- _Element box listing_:

----------

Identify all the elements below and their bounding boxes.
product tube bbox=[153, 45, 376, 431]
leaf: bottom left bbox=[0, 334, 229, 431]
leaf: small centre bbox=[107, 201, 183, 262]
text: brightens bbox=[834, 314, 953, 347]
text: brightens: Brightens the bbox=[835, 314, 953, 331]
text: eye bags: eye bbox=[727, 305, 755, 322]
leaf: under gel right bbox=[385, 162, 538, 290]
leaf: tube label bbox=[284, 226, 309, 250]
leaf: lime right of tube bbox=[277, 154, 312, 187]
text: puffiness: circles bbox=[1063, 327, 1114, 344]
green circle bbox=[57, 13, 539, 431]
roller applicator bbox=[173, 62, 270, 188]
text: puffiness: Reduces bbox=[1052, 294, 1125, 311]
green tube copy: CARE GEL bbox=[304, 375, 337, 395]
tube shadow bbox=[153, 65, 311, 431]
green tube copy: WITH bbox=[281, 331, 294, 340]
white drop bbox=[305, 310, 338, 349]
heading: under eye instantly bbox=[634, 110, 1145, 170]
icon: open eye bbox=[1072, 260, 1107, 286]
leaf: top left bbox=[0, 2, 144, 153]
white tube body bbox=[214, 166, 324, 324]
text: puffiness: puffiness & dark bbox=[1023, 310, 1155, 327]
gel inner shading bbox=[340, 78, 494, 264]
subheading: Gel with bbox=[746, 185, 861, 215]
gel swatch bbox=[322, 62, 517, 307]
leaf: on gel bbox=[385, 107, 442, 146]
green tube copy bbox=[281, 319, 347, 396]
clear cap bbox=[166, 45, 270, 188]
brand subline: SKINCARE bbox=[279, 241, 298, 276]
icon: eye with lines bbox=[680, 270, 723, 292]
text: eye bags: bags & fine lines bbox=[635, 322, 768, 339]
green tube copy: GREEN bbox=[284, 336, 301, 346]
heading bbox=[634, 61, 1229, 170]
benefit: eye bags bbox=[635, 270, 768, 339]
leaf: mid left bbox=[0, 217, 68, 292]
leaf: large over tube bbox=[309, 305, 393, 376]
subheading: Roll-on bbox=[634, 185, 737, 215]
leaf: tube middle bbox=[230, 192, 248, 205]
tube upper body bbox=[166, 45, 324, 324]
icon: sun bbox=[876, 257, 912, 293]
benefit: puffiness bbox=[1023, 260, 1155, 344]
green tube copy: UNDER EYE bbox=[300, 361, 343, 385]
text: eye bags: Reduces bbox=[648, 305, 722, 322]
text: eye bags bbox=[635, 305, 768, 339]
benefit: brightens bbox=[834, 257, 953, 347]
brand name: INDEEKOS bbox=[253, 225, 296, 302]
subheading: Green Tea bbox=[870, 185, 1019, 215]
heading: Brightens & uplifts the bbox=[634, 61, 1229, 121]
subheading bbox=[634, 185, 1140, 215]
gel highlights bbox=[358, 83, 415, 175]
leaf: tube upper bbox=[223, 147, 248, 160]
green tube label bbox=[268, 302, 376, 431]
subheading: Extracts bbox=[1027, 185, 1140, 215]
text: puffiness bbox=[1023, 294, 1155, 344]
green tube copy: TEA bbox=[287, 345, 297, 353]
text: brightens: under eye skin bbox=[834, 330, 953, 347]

----------

- _PROBLEM REQUIREMENTS_:
Please return every line of the listing above, unchanged and in its original order.

- _EXERCISE ANSWER_:
Identify all the elements below and their bounding boxes.
product tube bbox=[153, 45, 376, 431]
leaf: bottom left bbox=[0, 334, 229, 431]
leaf: small centre bbox=[107, 201, 183, 262]
text: brightens bbox=[834, 314, 953, 347]
text: brightens: Brightens the bbox=[835, 314, 953, 331]
text: eye bags: eye bbox=[727, 305, 755, 322]
leaf: under gel right bbox=[385, 162, 538, 290]
leaf: tube label bbox=[284, 226, 309, 250]
leaf: lime right of tube bbox=[277, 154, 312, 187]
text: puffiness: circles bbox=[1063, 327, 1114, 344]
green circle bbox=[57, 13, 539, 431]
roller applicator bbox=[173, 62, 270, 188]
text: puffiness: Reduces bbox=[1052, 294, 1125, 311]
green tube copy: CARE GEL bbox=[304, 375, 337, 395]
tube shadow bbox=[153, 65, 311, 431]
green tube copy: WITH bbox=[281, 331, 294, 340]
white drop bbox=[305, 310, 338, 349]
heading: under eye instantly bbox=[634, 110, 1145, 170]
icon: open eye bbox=[1072, 260, 1107, 286]
leaf: top left bbox=[0, 2, 144, 153]
white tube body bbox=[214, 166, 324, 324]
text: puffiness: puffiness & dark bbox=[1023, 310, 1155, 327]
gel inner shading bbox=[340, 78, 494, 264]
subheading: Gel with bbox=[746, 185, 861, 215]
gel swatch bbox=[322, 62, 517, 307]
leaf: on gel bbox=[385, 107, 442, 146]
green tube copy bbox=[281, 319, 347, 396]
clear cap bbox=[166, 45, 270, 188]
brand subline: SKINCARE bbox=[279, 241, 298, 276]
icon: eye with lines bbox=[680, 270, 723, 292]
text: eye bags: bags & fine lines bbox=[635, 322, 768, 339]
green tube copy: GREEN bbox=[284, 336, 301, 346]
heading bbox=[634, 61, 1229, 170]
benefit: eye bags bbox=[635, 270, 768, 339]
leaf: mid left bbox=[0, 217, 68, 292]
leaf: large over tube bbox=[309, 305, 393, 376]
subheading: Roll-on bbox=[634, 185, 737, 215]
leaf: tube middle bbox=[230, 192, 248, 205]
tube upper body bbox=[166, 45, 324, 324]
icon: sun bbox=[876, 257, 912, 293]
benefit: puffiness bbox=[1023, 260, 1155, 344]
green tube copy: UNDER EYE bbox=[300, 361, 343, 385]
text: eye bags: Reduces bbox=[648, 305, 722, 322]
text: eye bags bbox=[635, 305, 768, 339]
benefit: brightens bbox=[834, 257, 953, 347]
brand name: INDEEKOS bbox=[253, 225, 296, 302]
subheading: Green Tea bbox=[870, 185, 1019, 215]
heading: Brightens & uplifts the bbox=[634, 61, 1229, 121]
subheading bbox=[634, 185, 1140, 215]
gel highlights bbox=[358, 83, 415, 175]
leaf: tube upper bbox=[223, 147, 248, 160]
green tube label bbox=[268, 302, 376, 431]
subheading: Extracts bbox=[1027, 185, 1140, 215]
text: puffiness bbox=[1023, 294, 1155, 344]
green tube copy: TEA bbox=[287, 345, 297, 353]
text: brightens: under eye skin bbox=[834, 330, 953, 347]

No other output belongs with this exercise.